## [Text excerpt]
GSoC 19: Optimizing the Pre-dump Algorithm

Submitted by Abhishek Dubey on Aug. 20, 2019, 11:06 p.m.

Details

Reviewer None
Submitted Aug. 20, 2019, 11:06 p.m.
Last Updated Aug. 25, 2019, 1:27 p.m.
Revision 2

Cover Letter

This patch series implements optimization of pre-dumping algorithm
as part of GSoC 2019 project.

In current pre-dumping, the target process needs to be frozen
till all the memory pages are drained into pipes. Then the target
process gets unfrozen and pages collected into pipes are written
into image files at the end of pre-dump. This approach has two
problems. First, target process remains frozen for longer duration.
Second, pipes induce memory pressure in the system. If memory
utilization during pre-dump is nearly equal to system's memory,
then this risks running into out-of-memory failures as the pipe
pages are not reclaimable.

The new implementation of pre-dump solves above mentioned two
issues. In this, the target process is frozen untill memory
mappings are collected. Then the process will unfreeze and
continue. The pages of target process are copied while process
is running. We use process_vm_readv syscall to copy pages from
process memory to user-space buffer, by using collected mappings.

## [Task instructions]
A – Transcribe the pre-dump cover letter from "Last Updated Aug." to "GSoC 2019 project.".
B – Pick up the pre-dump cover letter after its final sentence and keep writing it.

## [Supplied data]
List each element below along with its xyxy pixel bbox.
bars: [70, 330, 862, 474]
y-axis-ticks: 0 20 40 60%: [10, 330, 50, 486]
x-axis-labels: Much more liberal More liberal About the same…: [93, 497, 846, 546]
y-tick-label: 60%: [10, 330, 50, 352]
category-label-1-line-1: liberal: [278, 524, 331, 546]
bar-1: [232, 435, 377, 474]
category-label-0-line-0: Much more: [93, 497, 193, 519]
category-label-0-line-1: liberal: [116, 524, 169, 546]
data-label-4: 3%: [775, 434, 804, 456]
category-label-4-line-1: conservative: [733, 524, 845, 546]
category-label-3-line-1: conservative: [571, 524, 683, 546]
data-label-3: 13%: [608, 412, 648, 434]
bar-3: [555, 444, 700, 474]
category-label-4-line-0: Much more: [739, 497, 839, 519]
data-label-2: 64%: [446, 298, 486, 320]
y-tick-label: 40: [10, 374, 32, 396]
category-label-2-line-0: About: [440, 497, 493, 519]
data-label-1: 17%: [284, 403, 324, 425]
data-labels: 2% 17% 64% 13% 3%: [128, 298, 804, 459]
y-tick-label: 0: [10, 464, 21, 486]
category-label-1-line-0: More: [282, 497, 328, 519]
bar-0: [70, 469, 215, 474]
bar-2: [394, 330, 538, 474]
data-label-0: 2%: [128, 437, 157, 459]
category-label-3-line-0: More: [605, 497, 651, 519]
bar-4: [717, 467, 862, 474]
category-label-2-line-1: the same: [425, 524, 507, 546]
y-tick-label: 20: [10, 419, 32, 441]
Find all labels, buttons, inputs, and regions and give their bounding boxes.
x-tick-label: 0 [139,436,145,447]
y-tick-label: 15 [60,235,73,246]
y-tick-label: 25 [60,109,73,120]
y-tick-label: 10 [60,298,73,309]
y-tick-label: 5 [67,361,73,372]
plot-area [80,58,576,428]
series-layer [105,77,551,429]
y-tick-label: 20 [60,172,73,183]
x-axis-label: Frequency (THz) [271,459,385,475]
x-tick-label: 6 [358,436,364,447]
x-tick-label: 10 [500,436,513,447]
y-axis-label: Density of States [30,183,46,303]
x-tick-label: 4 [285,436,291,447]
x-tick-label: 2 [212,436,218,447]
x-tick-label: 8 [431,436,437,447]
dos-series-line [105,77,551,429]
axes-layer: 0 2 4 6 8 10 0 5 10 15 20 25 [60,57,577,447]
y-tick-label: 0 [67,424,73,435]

## [Answers for the tasks]
A –
Last Updated Aug. 25, 2019, 1:27 p.m.
Revision 2

Cover Letter

This patch series implements optimization of pre-dumping algorithm
as part of GSoC 2019 project.

B –
Since page copying and process execution are happening
simultaneously, there is possibility that process might have
modified some mappings after they have been collected. This
results in race over memory mappings.

This patch series handles the race over mappings, utilizes
user-space buffer through process_vm_readv syscall to copy pages
and reduces the frozen time for target process by allowing it to
run as soon as memory mappings are collected. We call this new
approach of pre-dumping as "read mode pre-dump". New CLI option
--pre-dump-mode is added for it, which takes "splice" or "read"
as input. "splice" mode is traditional parasite way of pre-dumping
and is set by default.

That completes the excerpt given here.